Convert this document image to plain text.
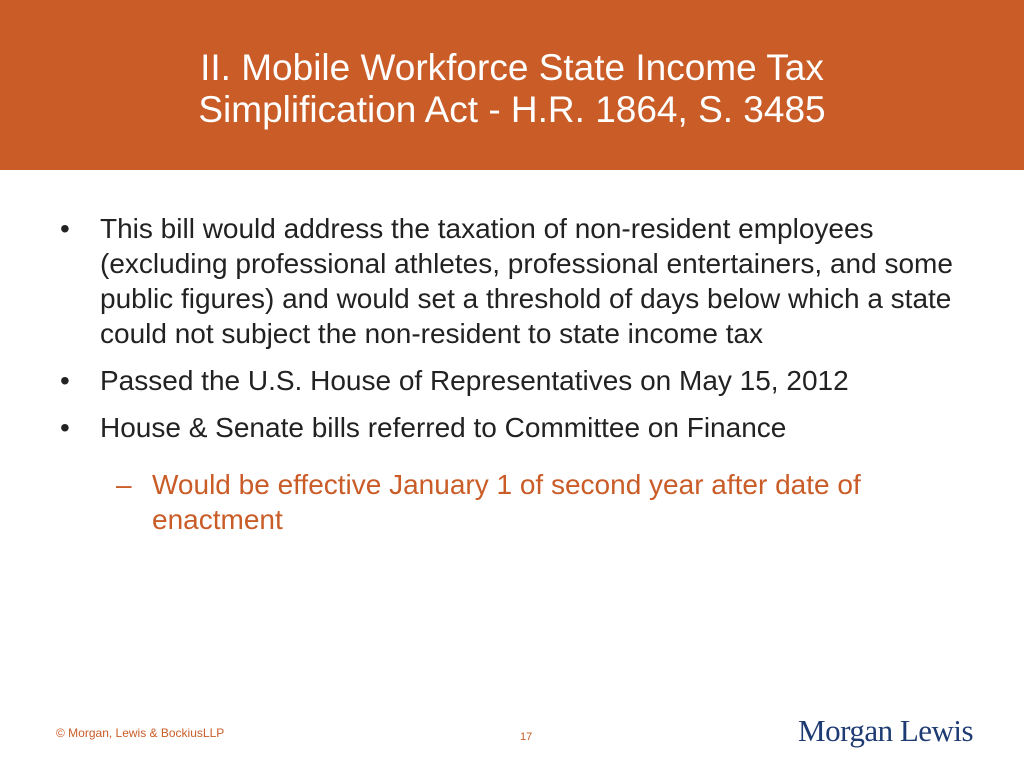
II. Mobile Workforce State Income Tax
Simplification Act - H.R. 1864, S. 3485
• This bill would address the taxation of non-resident employees (excluding professional athletes, professional entertainers, and some public figures) and would set a threshold of days below which a state could not subject the non-resident to state income tax
• Passed the U.S. House of Representatives on May 15, 2012
• House & Senate bills referred to Committee on Finance
– Would be effective January 1 of second year after date of enactment
© Morgan, Lewis & BockiusLLP	17	Morgan Lewis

——

WHAT THE TASK REQUIRES ::
Exactly as written, return every line of the listing, but not the pictures.

FINISHED ANSWER ::
Convert this document image to plain text.
II. Mobile Workforce State Income Tax
Simplification Act - H.R. 1864, S. 3485
• This bill would address the taxation of non-resident employees (excluding professional athletes, professional entertainers, and some public figures) and would set a threshold of days below which a state could not subject the non-resident to state income tax
• Passed the U.S. House of Representatives on May 15, 2012
• House & Senate bills referred to Committee on Finance
– Would be effective January 1 of second year after date of enactment
© Morgan, Lewis & BockiusLLP	17	Morgan Lewis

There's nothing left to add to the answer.